_Work required_
Copy out word for word the data from the line containing "boxes? List at most 100 elements." through the line containing "logo-letter: P xyxy=(583,489,604,519)", both lines included, leaving out the pictures.

(Bounding box entries)
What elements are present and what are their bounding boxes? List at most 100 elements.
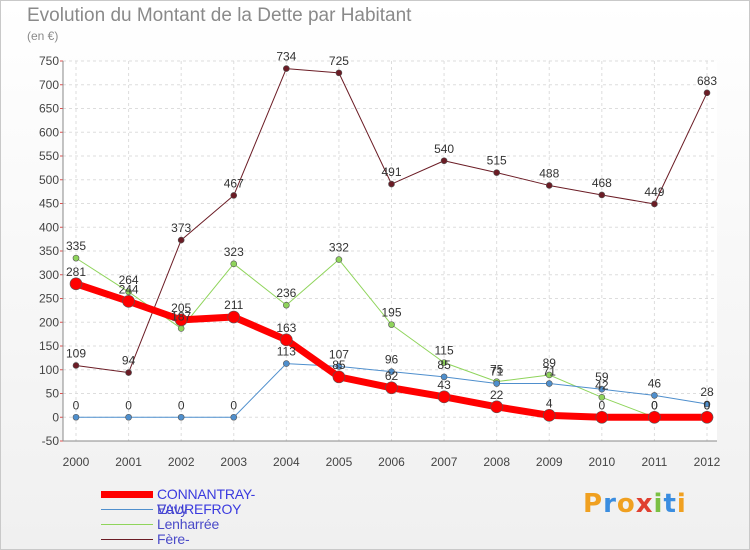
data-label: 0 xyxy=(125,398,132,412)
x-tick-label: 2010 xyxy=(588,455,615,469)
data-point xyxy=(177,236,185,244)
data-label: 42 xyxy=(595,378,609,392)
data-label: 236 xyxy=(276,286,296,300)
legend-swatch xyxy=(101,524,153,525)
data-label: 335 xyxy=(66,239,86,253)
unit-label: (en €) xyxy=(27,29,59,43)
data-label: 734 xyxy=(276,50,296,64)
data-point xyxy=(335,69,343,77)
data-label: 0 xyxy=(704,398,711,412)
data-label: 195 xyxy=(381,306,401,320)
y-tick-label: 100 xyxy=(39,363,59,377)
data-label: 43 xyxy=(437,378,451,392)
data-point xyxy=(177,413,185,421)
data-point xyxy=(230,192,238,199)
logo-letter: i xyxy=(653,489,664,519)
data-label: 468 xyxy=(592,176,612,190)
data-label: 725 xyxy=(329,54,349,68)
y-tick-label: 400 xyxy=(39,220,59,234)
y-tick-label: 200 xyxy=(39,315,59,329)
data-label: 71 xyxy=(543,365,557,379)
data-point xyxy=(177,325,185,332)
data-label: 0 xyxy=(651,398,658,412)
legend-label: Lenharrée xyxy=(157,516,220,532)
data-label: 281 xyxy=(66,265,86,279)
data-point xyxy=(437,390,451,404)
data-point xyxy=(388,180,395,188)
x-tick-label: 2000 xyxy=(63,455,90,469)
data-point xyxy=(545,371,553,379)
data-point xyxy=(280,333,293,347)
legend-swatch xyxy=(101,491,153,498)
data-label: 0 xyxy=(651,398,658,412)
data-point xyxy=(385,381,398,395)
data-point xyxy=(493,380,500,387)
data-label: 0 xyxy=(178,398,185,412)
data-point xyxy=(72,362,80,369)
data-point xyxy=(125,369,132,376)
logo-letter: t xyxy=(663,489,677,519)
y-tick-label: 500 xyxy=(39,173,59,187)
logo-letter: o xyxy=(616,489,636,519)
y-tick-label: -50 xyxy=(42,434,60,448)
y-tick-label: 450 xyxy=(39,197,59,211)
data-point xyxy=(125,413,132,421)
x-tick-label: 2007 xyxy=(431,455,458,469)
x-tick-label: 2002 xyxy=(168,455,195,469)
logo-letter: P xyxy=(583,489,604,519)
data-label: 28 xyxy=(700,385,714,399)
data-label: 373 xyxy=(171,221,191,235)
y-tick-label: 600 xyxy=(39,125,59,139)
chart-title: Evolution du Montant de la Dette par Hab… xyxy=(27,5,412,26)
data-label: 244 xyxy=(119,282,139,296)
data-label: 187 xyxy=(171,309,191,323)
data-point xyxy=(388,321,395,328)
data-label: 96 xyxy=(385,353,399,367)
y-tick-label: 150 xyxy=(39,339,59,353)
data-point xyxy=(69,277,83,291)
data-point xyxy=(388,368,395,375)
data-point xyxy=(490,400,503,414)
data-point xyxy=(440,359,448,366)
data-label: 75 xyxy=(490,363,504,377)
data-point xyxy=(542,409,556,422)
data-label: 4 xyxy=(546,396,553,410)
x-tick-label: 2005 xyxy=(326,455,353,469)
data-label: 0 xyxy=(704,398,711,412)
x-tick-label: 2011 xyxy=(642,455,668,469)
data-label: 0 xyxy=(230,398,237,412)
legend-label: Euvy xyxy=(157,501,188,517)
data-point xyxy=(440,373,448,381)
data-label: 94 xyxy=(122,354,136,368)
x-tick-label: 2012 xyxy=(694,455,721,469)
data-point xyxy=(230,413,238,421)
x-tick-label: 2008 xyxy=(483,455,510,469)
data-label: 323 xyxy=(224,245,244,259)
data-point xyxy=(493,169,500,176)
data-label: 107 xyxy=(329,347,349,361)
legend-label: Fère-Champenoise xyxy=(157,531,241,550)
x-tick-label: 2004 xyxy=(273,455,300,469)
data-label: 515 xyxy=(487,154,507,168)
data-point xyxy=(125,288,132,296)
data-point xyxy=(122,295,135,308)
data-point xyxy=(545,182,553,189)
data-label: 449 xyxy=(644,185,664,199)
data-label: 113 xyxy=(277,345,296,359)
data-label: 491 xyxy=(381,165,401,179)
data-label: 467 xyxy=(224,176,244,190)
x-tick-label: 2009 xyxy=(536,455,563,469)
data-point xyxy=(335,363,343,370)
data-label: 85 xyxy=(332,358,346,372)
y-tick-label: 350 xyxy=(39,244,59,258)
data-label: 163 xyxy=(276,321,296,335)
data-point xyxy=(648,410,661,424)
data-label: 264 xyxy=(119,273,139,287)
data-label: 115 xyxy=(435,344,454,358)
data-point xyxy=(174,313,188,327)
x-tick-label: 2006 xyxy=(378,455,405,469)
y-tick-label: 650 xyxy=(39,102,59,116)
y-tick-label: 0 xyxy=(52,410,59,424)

==

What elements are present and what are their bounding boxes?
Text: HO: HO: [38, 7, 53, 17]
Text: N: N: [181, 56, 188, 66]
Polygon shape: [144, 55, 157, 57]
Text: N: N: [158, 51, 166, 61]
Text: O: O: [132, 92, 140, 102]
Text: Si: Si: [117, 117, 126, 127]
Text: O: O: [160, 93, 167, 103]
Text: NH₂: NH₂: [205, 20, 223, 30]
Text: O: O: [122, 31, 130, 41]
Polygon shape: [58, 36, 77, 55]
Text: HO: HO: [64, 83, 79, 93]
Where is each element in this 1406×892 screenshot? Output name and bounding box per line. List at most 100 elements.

_Completed exercise_
What elements are present and what are their bounding boxes? List at most 100 elements.
data-label: 0 xyxy=(125,398,132,412)
x-tick-label: 2010 xyxy=(588,455,615,469)
data-point xyxy=(177,236,185,244)
data-label: 42 xyxy=(595,378,609,392)
data-label: 236 xyxy=(276,286,296,300)
legend-swatch xyxy=(101,524,153,525)
data-label: 335 xyxy=(66,239,86,253)
unit-label: (en €) xyxy=(27,29,59,43)
data-label: 734 xyxy=(276,50,296,64)
data-point xyxy=(335,69,343,77)
data-label: 0 xyxy=(704,398,711,412)
data-label: 195 xyxy=(381,306,401,320)
y-tick-label: 100 xyxy=(39,363,59,377)
data-label: 43 xyxy=(437,378,451,392)
data-point xyxy=(177,413,185,421)
data-point xyxy=(230,192,238,199)
logo-letter: i xyxy=(653,489,664,519)
data-label: 468 xyxy=(592,176,612,190)
data-label: 725 xyxy=(329,54,349,68)
y-tick-label: 400 xyxy=(39,220,59,234)
y-tick-label: 200 xyxy=(39,315,59,329)
data-label: 71 xyxy=(543,365,557,379)
data-point xyxy=(177,325,185,332)
data-label: 0 xyxy=(651,398,658,412)
legend-label: Lenharrée xyxy=(157,516,220,532)
data-label: 281 xyxy=(66,265,86,279)
data-point xyxy=(437,390,451,404)
data-point xyxy=(388,180,395,188)
x-tick-label: 2000 xyxy=(63,455,90,469)
data-point xyxy=(545,371,553,379)
data-point xyxy=(280,333,293,347)
legend-swatch xyxy=(101,491,153,498)
data-label: 0 xyxy=(651,398,658,412)
data-point xyxy=(385,381,398,395)
data-point xyxy=(493,380,500,387)
data-label: 0 xyxy=(178,398,185,412)
data-point xyxy=(72,362,80,369)
data-point xyxy=(125,369,132,376)
logo-letter: t xyxy=(663,489,677,519)
y-tick-label: 500 xyxy=(39,173,59,187)
logo-letter: o xyxy=(616,489,636,519)
y-tick-label: -50 xyxy=(42,434,60,448)
y-tick-label: 450 xyxy=(39,197,59,211)
data-point xyxy=(125,413,132,421)
x-tick-label: 2007 xyxy=(431,455,458,469)
x-tick-label: 2002 xyxy=(168,455,195,469)
logo-letter: P xyxy=(583,489,604,519)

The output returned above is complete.